▸ **Text passage**:
A guy at work asked me the same question a couple of days ago.
Not knowing Tika, I helped him with the JCC command line aspects. He used a
similar Tika example to what you're mentioning on your wiki page.

Lucene and Tika are a bit different in that Tika depends on a long list of 
thirdparty libraries, all helpfully downloaded by Maven as you build Tika 
into the local Maven repository in your home directory. Lucene is 
standalone.

The approach we took was to --jar the tika core and tika parsers, getting 
access to all public classes in these two jar file from Python and use 
--include for all the other dependencies we found so that we avoid 
generating wrappers for them but get them included in the resulting tika 
egg. We also needed to allow wrapper generation for the java.io and 
org.xml.sax packages by using --package and explicitely request 
java.io.FileInputStream. I noticed you used class names with --package 
there...

This is the JCC command we used for wrapping Tika 0.7 with Python 2.6.2:

python -m jcc.__main__ --shared --python tika --version 0.7 \
   --build --install \
   --jar tika-core/target/tika-core-0.7.jar \
   --jar tika-parsers/target/tika-parsers-0.7.jar \
   --package java.io java.io.FileInputStream \
   --package org.xml.sax \
   --include ~/.m2/repository/com/drewnoakes/metadata-extractor/2.4.0-beta-1/metadata-extractor-2.4.0-beta-1.jar \
   --include ~/.m2/repository/org/apache/poi/poi/3.6/poi-3.6.jar \
   --include ~/.m2/repository/asm/asm/3.1/asm-3.1.jar \
   --include ~/.m2/repository/org/apache/poi/poi-ooxml/3.6/poi-ooxml-3.6.jar \
   --include ~/.m2/repository/org/apache/xmlbeans/xmlbeans/2.3.0/xmlbeans-2.3.0.jar \
   --include ~/.m2/repository/org/apache/pdfbox/pdfbox/1.1.0/pdfbox-1.1.0.jar \
   --include ~/.m2/repository/commons-logging/commons-logging/1.1.1/commons-logging-1.1.1.jar \
   --include ~/.m2/repository/log4j/log4j/1.2.14/log4j-1.2.14.jar \
   --include ~/.m2/repository/org/apache/commons/commons-compress/1.0/commons-compress-1.0.jar \
   --include ~/.m2/repository/org/apache/poi/poi-scratchpad/3.6/poi-scratchpad-3.6.jar \
   --include ~/.m2/repository/org/apache/poi/poi-ooxml-schemas/3.6/poi-ooxml-schemas-3.6.jar \
   --include ~/.m2/repository/org/ccil/cowan/tagsoup/tagsoup/1.2/tagsoup-1.2.jar \
   --include ~/.m2/repository/org/apache/pdfbox/fontbox/1.1.0/fontbox-1.1.0.jar

We kept adding --include pairs until we were able to run the example code we 
had in mind which looked like:
   >>> from tika import *
   >>> initVM()

▸ **Tasks for this exercise**:
1) Decide whether each statement agrees with the post on wrapping Tika with JCC. Answer yes or no for each, and quote the words of the post that settle it.
(a) Lucene depends on a long list of third-party libraries.
(b) The tika core and tika parsers were passed to JCC with --jar.
(c) The command shown wraps Tika 0.7 with Python 2.6.2.
2) According to the post on wrapping Tika with JCC, why was --include used for the other dependencies? Answer in one to three sentences.
3) In the post on wrapping Tika with JCC, which two packages needed wrapper generation allowed through --package?

▸ **Dataset content**:
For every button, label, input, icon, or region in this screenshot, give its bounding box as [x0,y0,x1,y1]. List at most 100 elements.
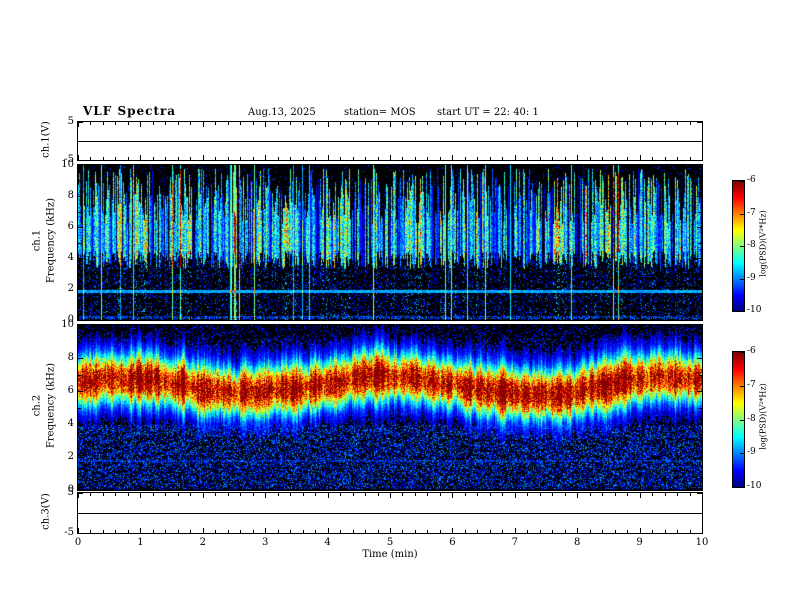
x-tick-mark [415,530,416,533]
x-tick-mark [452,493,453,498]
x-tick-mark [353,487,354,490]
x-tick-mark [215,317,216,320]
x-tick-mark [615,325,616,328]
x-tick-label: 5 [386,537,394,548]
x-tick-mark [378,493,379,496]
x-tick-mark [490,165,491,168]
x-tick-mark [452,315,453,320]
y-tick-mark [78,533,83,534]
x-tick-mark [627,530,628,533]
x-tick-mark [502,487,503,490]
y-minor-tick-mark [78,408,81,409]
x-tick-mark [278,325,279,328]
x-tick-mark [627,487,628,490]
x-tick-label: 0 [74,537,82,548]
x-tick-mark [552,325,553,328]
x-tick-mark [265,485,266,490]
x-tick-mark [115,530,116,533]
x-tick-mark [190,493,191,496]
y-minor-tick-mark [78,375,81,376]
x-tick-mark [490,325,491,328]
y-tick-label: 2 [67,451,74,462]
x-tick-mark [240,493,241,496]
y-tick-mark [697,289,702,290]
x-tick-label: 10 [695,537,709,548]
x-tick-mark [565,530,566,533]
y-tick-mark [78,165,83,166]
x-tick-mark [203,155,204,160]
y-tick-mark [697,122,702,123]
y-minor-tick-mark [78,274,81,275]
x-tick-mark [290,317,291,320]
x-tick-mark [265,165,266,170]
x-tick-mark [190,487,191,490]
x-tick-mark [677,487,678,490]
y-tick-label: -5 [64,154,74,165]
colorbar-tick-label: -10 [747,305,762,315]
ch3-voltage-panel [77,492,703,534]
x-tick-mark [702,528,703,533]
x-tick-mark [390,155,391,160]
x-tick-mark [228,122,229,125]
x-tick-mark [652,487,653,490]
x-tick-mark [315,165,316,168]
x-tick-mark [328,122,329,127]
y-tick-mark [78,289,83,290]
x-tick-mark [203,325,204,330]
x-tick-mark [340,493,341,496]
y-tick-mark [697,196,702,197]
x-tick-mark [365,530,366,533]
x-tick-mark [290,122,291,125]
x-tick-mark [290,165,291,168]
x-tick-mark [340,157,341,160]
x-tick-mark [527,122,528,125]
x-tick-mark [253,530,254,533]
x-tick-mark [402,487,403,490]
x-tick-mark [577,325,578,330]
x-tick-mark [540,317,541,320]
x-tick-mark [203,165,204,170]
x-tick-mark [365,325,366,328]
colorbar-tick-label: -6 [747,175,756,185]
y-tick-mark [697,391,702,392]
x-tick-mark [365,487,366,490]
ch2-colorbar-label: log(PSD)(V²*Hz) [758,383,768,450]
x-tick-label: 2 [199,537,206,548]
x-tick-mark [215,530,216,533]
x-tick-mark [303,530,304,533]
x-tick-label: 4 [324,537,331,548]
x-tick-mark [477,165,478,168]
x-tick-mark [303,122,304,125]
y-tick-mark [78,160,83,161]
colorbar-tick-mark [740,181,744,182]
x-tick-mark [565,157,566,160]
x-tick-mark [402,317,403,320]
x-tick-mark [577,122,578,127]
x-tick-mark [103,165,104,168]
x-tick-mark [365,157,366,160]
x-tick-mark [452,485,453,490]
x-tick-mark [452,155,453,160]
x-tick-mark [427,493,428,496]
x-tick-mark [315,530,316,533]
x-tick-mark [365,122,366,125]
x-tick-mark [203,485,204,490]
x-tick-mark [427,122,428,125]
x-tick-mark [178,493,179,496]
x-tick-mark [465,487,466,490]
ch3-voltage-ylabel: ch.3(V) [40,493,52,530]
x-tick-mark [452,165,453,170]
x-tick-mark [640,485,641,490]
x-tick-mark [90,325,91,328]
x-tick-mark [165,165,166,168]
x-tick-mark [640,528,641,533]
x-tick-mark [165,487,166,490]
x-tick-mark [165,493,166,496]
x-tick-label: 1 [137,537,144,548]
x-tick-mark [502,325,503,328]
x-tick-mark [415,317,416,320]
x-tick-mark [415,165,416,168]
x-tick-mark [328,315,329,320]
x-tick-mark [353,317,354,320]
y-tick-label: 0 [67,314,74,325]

▸ **Solutions for each task**:
1)
(a) No: "Lucene is standalone."
(b) Yes: "The approach we took was to --jar the tika core and tika parsers"
(c) Yes: "This is the JCC command we used for wrapping Tika 0.7 with Python 2.6.2"

2) They used --include for the other dependencies so that JCC would not generate wrappers for them. The dependencies would still be included in the resulting tika egg.

3) The java.io and org.xml.sax packages.